**Job:** Write the material out again in full, word for word. Do not include the pictures.

....................

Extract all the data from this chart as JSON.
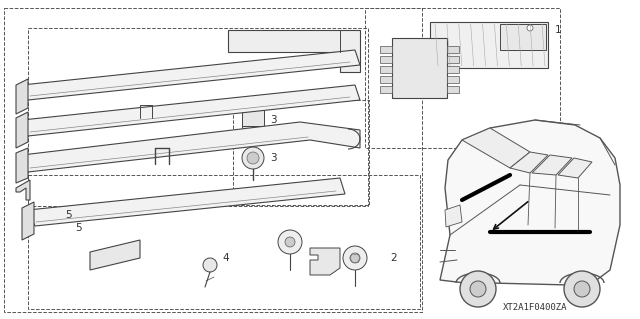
{
  "background_color": "#ffffff",
  "fig_width": 6.4,
  "fig_height": 3.19,
  "dpi": 100,
  "callout_code": "XT2A1F0400ZA",
  "line_color": "#555555",
  "dark_color": "#333333",
  "text_color": "#333333",
  "label_fontsize": 7.5,
  "code_fontsize": 6.5,
  "lw_main": 0.8,
  "lw_thin": 0.5,
  "lw_thick": 1.5,
  "dash_lw": 0.7
}
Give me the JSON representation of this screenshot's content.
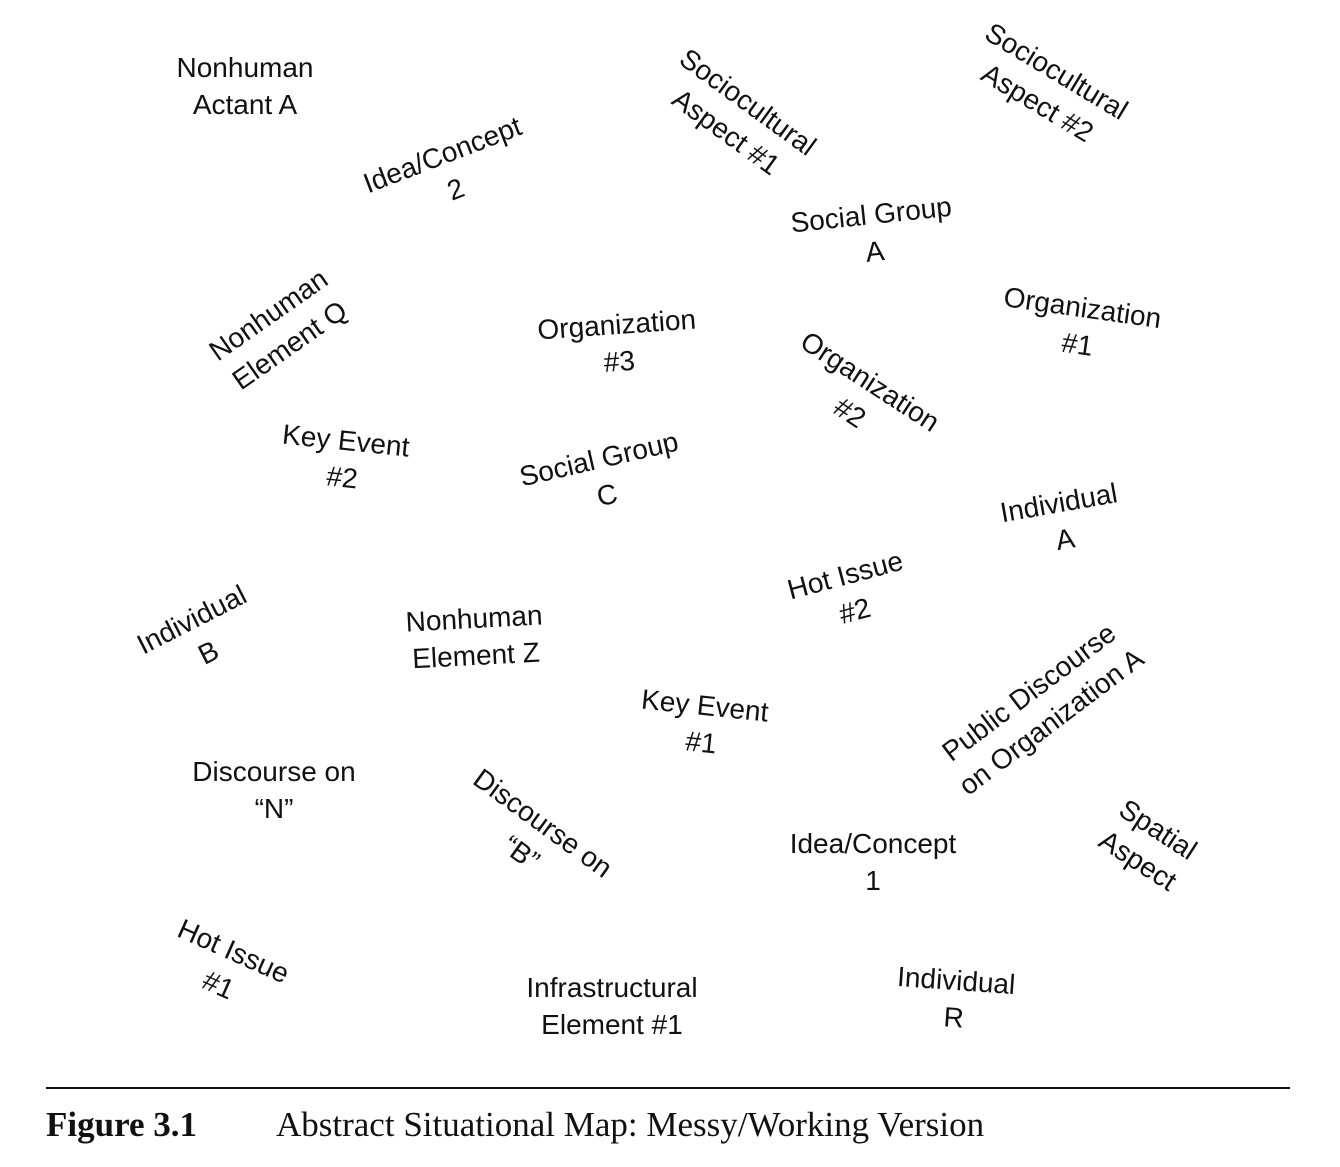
{
  "map_labels": {
    "nonhuman_actant_a": [
      "Nonhuman",
      "Actant A"
    ],
    "idea_concept_2": [
      "Idea/Concept",
      "2"
    ],
    "sociocultural_aspect_1": [
      "Sociocultural",
      "Aspect #1"
    ],
    "sociocultural_aspect_2": [
      "Sociocultural",
      "Aspect #2"
    ],
    "social_group_a": [
      "Social Group",
      "A"
    ],
    "nonhuman_element_q": [
      "Nonhuman",
      "Element Q"
    ],
    "organization_3": [
      "Organization",
      "#3"
    ],
    "organization_1": [
      "Organization",
      "#1"
    ],
    "organization_2": [
      "Organization",
      "#2"
    ],
    "key_event_2": [
      "Key Event",
      "#2"
    ],
    "social_group_c": [
      "Social Group",
      "C"
    ],
    "individual_a": [
      "Individual",
      "A"
    ],
    "hot_issue_2": [
      "Hot Issue",
      "#2"
    ],
    "individual_b": [
      "Individual",
      "B"
    ],
    "nonhuman_element_z": [
      "Nonhuman",
      "Element Z"
    ],
    "public_discourse_org_a": [
      "Public Discourse",
      "on Organization A"
    ],
    "key_event_1": [
      "Key Event",
      "#1"
    ],
    "discourse_on_n": [
      "Discourse on",
      "“N”"
    ],
    "discourse_on_b": [
      "Discourse on",
      "“B”"
    ],
    "idea_concept_1": [
      "Idea/Concept",
      "1"
    ],
    "spatial_aspect": [
      "Spatial",
      "Aspect"
    ],
    "hot_issue_1": [
      "Hot Issue",
      "#1"
    ],
    "infrastructural_element_1": [
      "Infrastructural",
      "Element #1"
    ],
    "individual_r": [
      "Individual",
      "R"
    ]
  },
  "caption": {
    "figure_number": "Figure 3.1",
    "title": "Abstract Situational Map: Messy/Working Version"
  }
}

....................

**Written solution:**
Extract all the data from this chart as JSON.
{
  "background_color": "#ffffff",
  "fig_width": 6.4,
  "fig_height": 3.19,
  "dpi": 100,
  "callout_code": "XT2A1F0400ZA",
  "line_color": "#555555",
  "dark_color": "#333333",
  "text_color": "#333333",
  "label_fontsize": 7.5,
  "code_fontsize": 6.5,
  "lw_main": 0.8,
  "lw_thin": 0.5,
  "lw_thick": 1.5,
  "dash_lw": 0.7
}
Give me the JSON representation of this screenshot's content.
{
  "map_labels": {
    "nonhuman_actant_a": [
      "Nonhuman",
      "Actant A"
    ],
    "idea_concept_2": [
      "Idea/Concept",
      "2"
    ],
    "sociocultural_aspect_1": [
      "Sociocultural",
      "Aspect #1"
    ],
    "sociocultural_aspect_2": [
      "Sociocultural",
      "Aspect #2"
    ],
    "social_group_a": [
      "Social Group",
      "A"
    ],
    "nonhuman_element_q": [
      "Nonhuman",
      "Element Q"
    ],
    "organization_3": [
      "Organization",
      "#3"
    ],
    "organization_1": [
      "Organization",
      "#1"
    ],
    "organization_2": [
      "Organization",
      "#2"
    ],
    "key_event_2": [
      "Key Event",
      "#2"
    ],
    "social_group_c": [
      "Social Group",
      "C"
    ],
    "individual_a": [
      "Individual",
      "A"
    ],
    "hot_issue_2": [
      "Hot Issue",
      "#2"
    ],
    "individual_b": [
      "Individual",
      "B"
    ],
    "nonhuman_element_z": [
      "Nonhuman",
      "Element Z"
    ],
    "public_discourse_org_a": [
      "Public Discourse",
      "on Organization A"
    ],
    "key_event_1": [
      "Key Event",
      "#1"
    ],
    "discourse_on_n": [
      "Discourse on",
      "“N”"
    ],
    "discourse_on_b": [
      "Discourse on",
      "“B”"
    ],
    "idea_concept_1": [
      "Idea/Concept",
      "1"
    ],
    "spatial_aspect": [
      "Spatial",
      "Aspect"
    ],
    "hot_issue_1": [
      "Hot Issue",
      "#1"
    ],
    "infrastructural_element_1": [
      "Infrastructural",
      "Element #1"
    ],
    "individual_r": [
      "Individual",
      "R"
    ]
  },
  "caption": {
    "figure_number": "Figure 3.1",
    "title": "Abstract Situational Map: Messy/Working Version"
  }
}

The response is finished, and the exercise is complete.